Return, from the listing below, each line where the word "Injectable" appears.

_____

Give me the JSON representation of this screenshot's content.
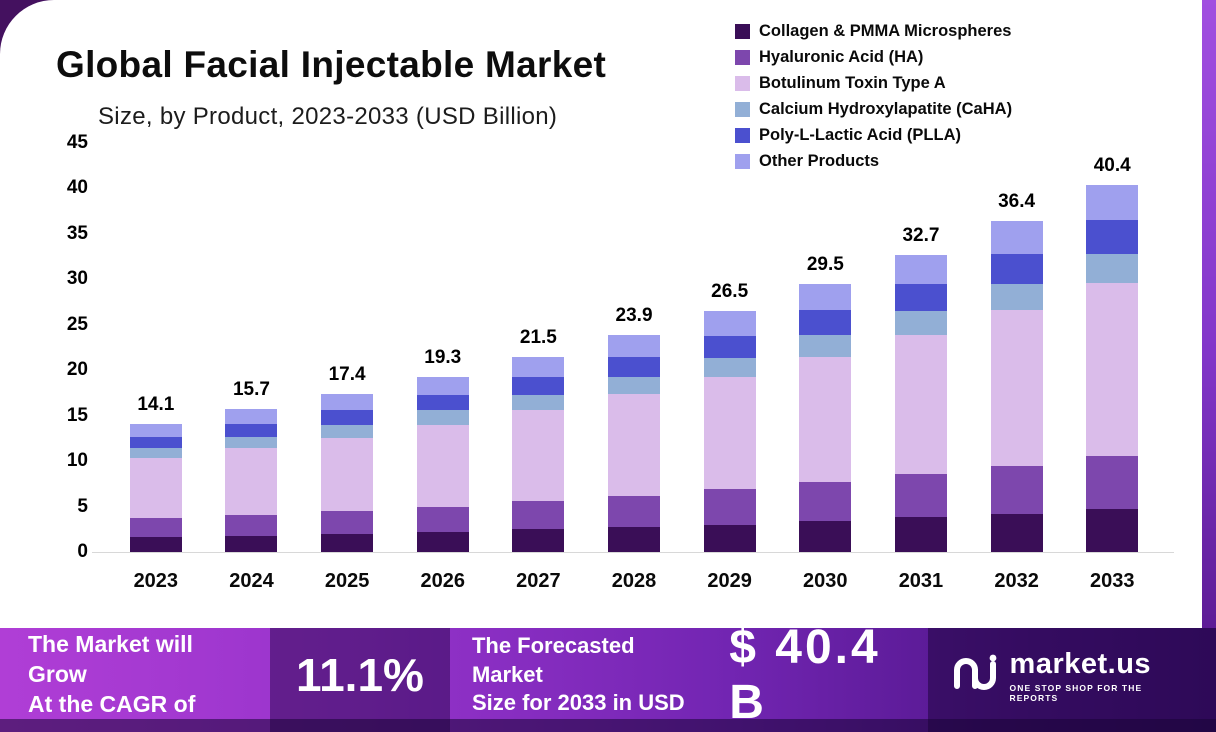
{
  "header": {
    "title": "Global Facial Injectable Market",
    "subtitle": "Size, by Product, 2023-2033 (USD Billion)"
  },
  "chart_data": {
    "type": "bar",
    "stacked": true,
    "title": "Global Facial Injectable Market Size, by Product, 2023-2033 (USD Billion)",
    "categories": [
      "2023",
      "2024",
      "2025",
      "2026",
      "2027",
      "2028",
      "2029",
      "2030",
      "2031",
      "2032",
      "2033"
    ],
    "totals": [
      14.1,
      15.7,
      17.4,
      19.3,
      21.5,
      23.9,
      26.5,
      29.5,
      32.7,
      36.4,
      40.4
    ],
    "series": [
      {
        "name": "Collagen & PMMA Microspheres",
        "color": "#3a0e57",
        "values": [
          1.6,
          1.8,
          2.0,
          2.2,
          2.5,
          2.8,
          3.0,
          3.4,
          3.8,
          4.2,
          4.7
        ]
      },
      {
        "name": "Hyaluronic Acid (HA)",
        "color": "#7d47ad",
        "values": [
          2.1,
          2.3,
          2.5,
          2.8,
          3.1,
          3.4,
          3.9,
          4.3,
          4.8,
          5.3,
          5.9
        ]
      },
      {
        "name": "Botulinum Toxin Type A",
        "color": "#dabcea",
        "values": [
          6.6,
          7.3,
          8.1,
          9.0,
          10.0,
          11.2,
          12.4,
          13.8,
          15.3,
          17.1,
          19.0
        ]
      },
      {
        "name": "Calcium Hydroxylapatite (CaHA)",
        "color": "#92afd6",
        "values": [
          1.1,
          1.3,
          1.4,
          1.6,
          1.7,
          1.9,
          2.1,
          2.4,
          2.6,
          2.9,
          3.2
        ]
      },
      {
        "name": "Poly-L-Lactic Acid (PLLA)",
        "color": "#4b50cf",
        "values": [
          1.3,
          1.4,
          1.6,
          1.7,
          2.0,
          2.2,
          2.4,
          2.7,
          3.0,
          3.3,
          3.7
        ]
      },
      {
        "name": "Other Products",
        "color": "#9fa0ee",
        "values": [
          1.4,
          1.6,
          1.8,
          2.0,
          2.2,
          2.4,
          2.7,
          2.9,
          3.2,
          3.6,
          3.9
        ]
      }
    ],
    "ylim": [
      0,
      45
    ],
    "yticks": [
      0,
      5,
      10,
      15,
      20,
      25,
      30,
      35,
      40,
      45
    ],
    "legend_position": "top-right",
    "grid": false
  },
  "banner": {
    "grow_line1": "The Market will Grow",
    "grow_line2": "At the CAGR of",
    "cagr": "11.1%",
    "forecast_line1": "The Forecasted Market",
    "forecast_line2": "Size for 2033 in USD",
    "forecast_value": "$ 40.4 B",
    "brand": "market.us",
    "brand_tagline": "ONE STOP SHOP FOR THE REPORTS"
  }
}
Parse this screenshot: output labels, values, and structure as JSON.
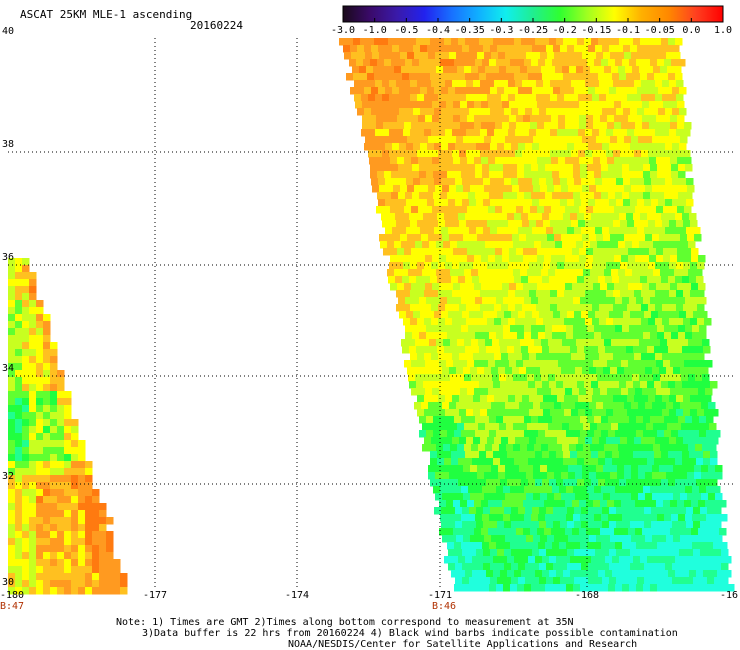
{
  "header": {
    "title": "ASCAT 25KM MLE-1 ascending",
    "date": "20160224"
  },
  "colorbar": {
    "labels": [
      "-3.0",
      "-1.0",
      "-0.5",
      "-0.4",
      "-0.35",
      "-0.3",
      "-0.25",
      "-0.2",
      "-0.15",
      "-0.1",
      "-0.05",
      "0.0",
      "1.0"
    ],
    "colors": [
      "#1a0a1a",
      "#3a0a6a",
      "#3a1aaa",
      "#2222ee",
      "#1870ff",
      "#10b0ff",
      "#10eeee",
      "#20ee90",
      "#30ff30",
      "#a0ff20",
      "#ffff00",
      "#ffb000",
      "#ff8800",
      "#ff4020",
      "#ff0000"
    ]
  },
  "axes": {
    "y_ticks": [
      "40",
      "38",
      "36",
      "34",
      "32",
      "30"
    ],
    "x_ticks": [
      "-180",
      "-177",
      "-174",
      "-171",
      "-168",
      "-16"
    ],
    "time_labels": [
      "B:47",
      "B:46"
    ]
  },
  "swaths": {
    "palette_note": "MLE values rendered as colored grid cells",
    "colors": {
      "orange": "#ff9a20",
      "dark_orange": "#ff7a10",
      "yellow_orange": "#ffc020",
      "yellow": "#ffff00",
      "yellow_green": "#c8ff20",
      "green": "#60ff30",
      "bright_green": "#20ff40",
      "cyan_green": "#20ff90",
      "cyan": "#20ffdd"
    }
  },
  "notes": {
    "line1": "Note: 1) Times are GMT 2)Times along bottom correspond to measurement at 35N",
    "line2": "3)Data buffer is 22 hrs from 20160224 4) Black wind barbs indicate possible contamination",
    "line3": "NOAA/NESDIS/Center for Satellite Applications and Research"
  }
}
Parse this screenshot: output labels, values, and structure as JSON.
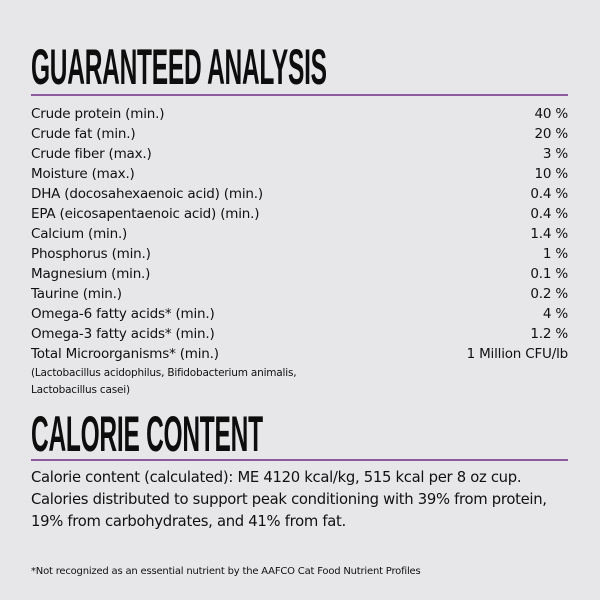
{
  "guaranteed_analysis": {
    "title": "GUARANTEED ANALYSIS",
    "rows": [
      {
        "label": "Crude protein (min.)",
        "value": "40 %"
      },
      {
        "label": "Crude fat (min.)",
        "value": "20 %"
      },
      {
        "label": "Crude fiber (max.)",
        "value": "3 %"
      },
      {
        "label": "Moisture (max.)",
        "value": "10 %"
      },
      {
        "label": "DHA (docosahexaenoic acid) (min.)",
        "value": "0.4 %"
      },
      {
        "label": "EPA (eicosapentaenoic acid) (min.)",
        "value": "0.4 %"
      },
      {
        "label": "Calcium (min.)",
        "value": "1.4 %"
      },
      {
        "label": "Phosphorus (min.)",
        "value": "1 %"
      },
      {
        "label": "Magnesium (min.)",
        "value": "0.1 %"
      },
      {
        "label": "Taurine (min.)",
        "value": "0.2 %"
      },
      {
        "label": "Omega-6 fatty acids* (min.)",
        "value": "4 %"
      },
      {
        "label": "Omega-3 fatty acids* (min.)",
        "value": "1.2 %"
      },
      {
        "label": "Total Microorganisms* (min.)",
        "value": "1 Million CFU/lb"
      }
    ],
    "microorganisms_note_line1": "(Lactobacillus acidophilus, Bifidobacterium animalis,",
    "microorganisms_note_line2": "Lactobacillus casei)"
  },
  "calorie_content": {
    "title": "CALORIE CONTENT",
    "line1": "Calorie content (calculated): ME 4120 kcal/kg, 515 kcal per 8 oz cup.",
    "line2": "Calories distributed to support peak conditioning with 39% from protein,",
    "line3": "19% from carbohydrates, and 41% from fat."
  },
  "footnote": "*Not recognized as an essential nutrient by the AAFCO Cat Food Nutrient Profiles",
  "colors": {
    "background": "#e7e7e9",
    "accent_rule": "#8b5b9d",
    "text": "#111111"
  }
}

_____

* _Output of the task_:
    "title": "Global Facial Injectable Market",
    "title": "Global Facial Injectable Market Size, by Product, 2023-2033 (USD Billion)",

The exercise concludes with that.